The exercise :: Copy each line exactly. Drop every picture.
====== Given data
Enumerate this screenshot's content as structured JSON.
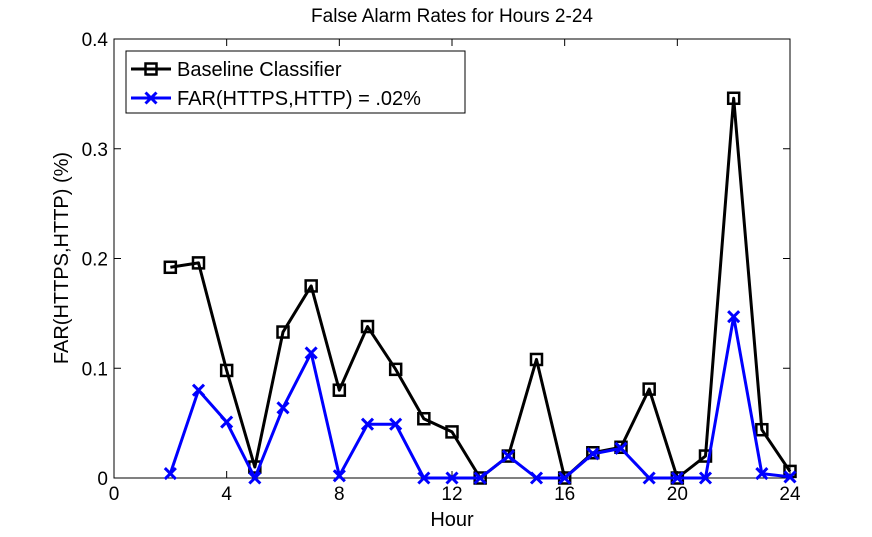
{
  "chart_data": {
    "type": "line",
    "title": "False Alarm Rates for Hours 2-24",
    "xlabel": "Hour",
    "ylabel": "FAR(HTTPS,HTTP) (%)",
    "xlim": [
      0,
      24
    ],
    "ylim": [
      0,
      0.4
    ],
    "xticks": [
      0,
      4,
      8,
      12,
      16,
      20,
      24
    ],
    "yticks": [
      0,
      0.1,
      0.2,
      0.3,
      0.4
    ],
    "xtick_labels": [
      "0",
      "4",
      "8",
      "12",
      "16",
      "20",
      "24"
    ],
    "ytick_labels": [
      "0",
      "0.1",
      "0.2",
      "0.3",
      "0.4"
    ],
    "grid": false,
    "legend_position": "top-left",
    "x": [
      2,
      3,
      4,
      5,
      6,
      7,
      8,
      9,
      10,
      11,
      12,
      13,
      14,
      15,
      16,
      17,
      18,
      19,
      20,
      21,
      22,
      23,
      24
    ],
    "series": [
      {
        "name": "Baseline Classifier",
        "color": "#000000",
        "marker": "square",
        "values": [
          0.192,
          0.196,
          0.098,
          0.01,
          0.133,
          0.175,
          0.08,
          0.138,
          0.099,
          0.054,
          0.042,
          0.0,
          0.02,
          0.108,
          0.0,
          0.023,
          0.028,
          0.081,
          0.0,
          0.02,
          0.346,
          0.044,
          0.006
        ]
      },
      {
        "name": "FAR(HTTPS,HTTP) = .02%",
        "color": "#0000ff",
        "marker": "x",
        "values": [
          0.004,
          0.08,
          0.051,
          0.0,
          0.064,
          0.114,
          0.002,
          0.049,
          0.049,
          0.0,
          0.0,
          0.0,
          0.02,
          0.0,
          0.0,
          0.022,
          0.027,
          0.0,
          0.0,
          0.0,
          0.147,
          0.004,
          0.001
        ]
      }
    ]
  }
}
============
Full response ::
Enumerate this screenshot's content as structured JSON.
{
  "chart_data": {
    "type": "line",
    "title": "False Alarm Rates for Hours 2-24",
    "xlabel": "Hour",
    "ylabel": "FAR(HTTPS,HTTP) (%)",
    "xlim": [
      0,
      24
    ],
    "ylim": [
      0,
      0.4
    ],
    "xticks": [
      0,
      4,
      8,
      12,
      16,
      20,
      24
    ],
    "yticks": [
      0,
      0.1,
      0.2,
      0.3,
      0.4
    ],
    "xtick_labels": [
      "0",
      "4",
      "8",
      "12",
      "16",
      "20",
      "24"
    ],
    "ytick_labels": [
      "0",
      "0.1",
      "0.2",
      "0.3",
      "0.4"
    ],
    "grid": false,
    "legend_position": "top-left",
    "x": [
      2,
      3,
      4,
      5,
      6,
      7,
      8,
      9,
      10,
      11,
      12,
      13,
      14,
      15,
      16,
      17,
      18,
      19,
      20,
      21,
      22,
      23,
      24
    ],
    "series": [
      {
        "name": "Baseline Classifier",
        "color": "#000000",
        "marker": "square",
        "values": [
          0.192,
          0.196,
          0.098,
          0.01,
          0.133,
          0.175,
          0.08,
          0.138,
          0.099,
          0.054,
          0.042,
          0.0,
          0.02,
          0.108,
          0.0,
          0.023,
          0.028,
          0.081,
          0.0,
          0.02,
          0.346,
          0.044,
          0.006
        ]
      },
      {
        "name": "FAR(HTTPS,HTTP) = .02%",
        "color": "#0000ff",
        "marker": "x",
        "values": [
          0.004,
          0.08,
          0.051,
          0.0,
          0.064,
          0.114,
          0.002,
          0.049,
          0.049,
          0.0,
          0.0,
          0.0,
          0.02,
          0.0,
          0.0,
          0.022,
          0.027,
          0.0,
          0.0,
          0.0,
          0.147,
          0.004,
          0.001
        ]
      }
    ]
  }
}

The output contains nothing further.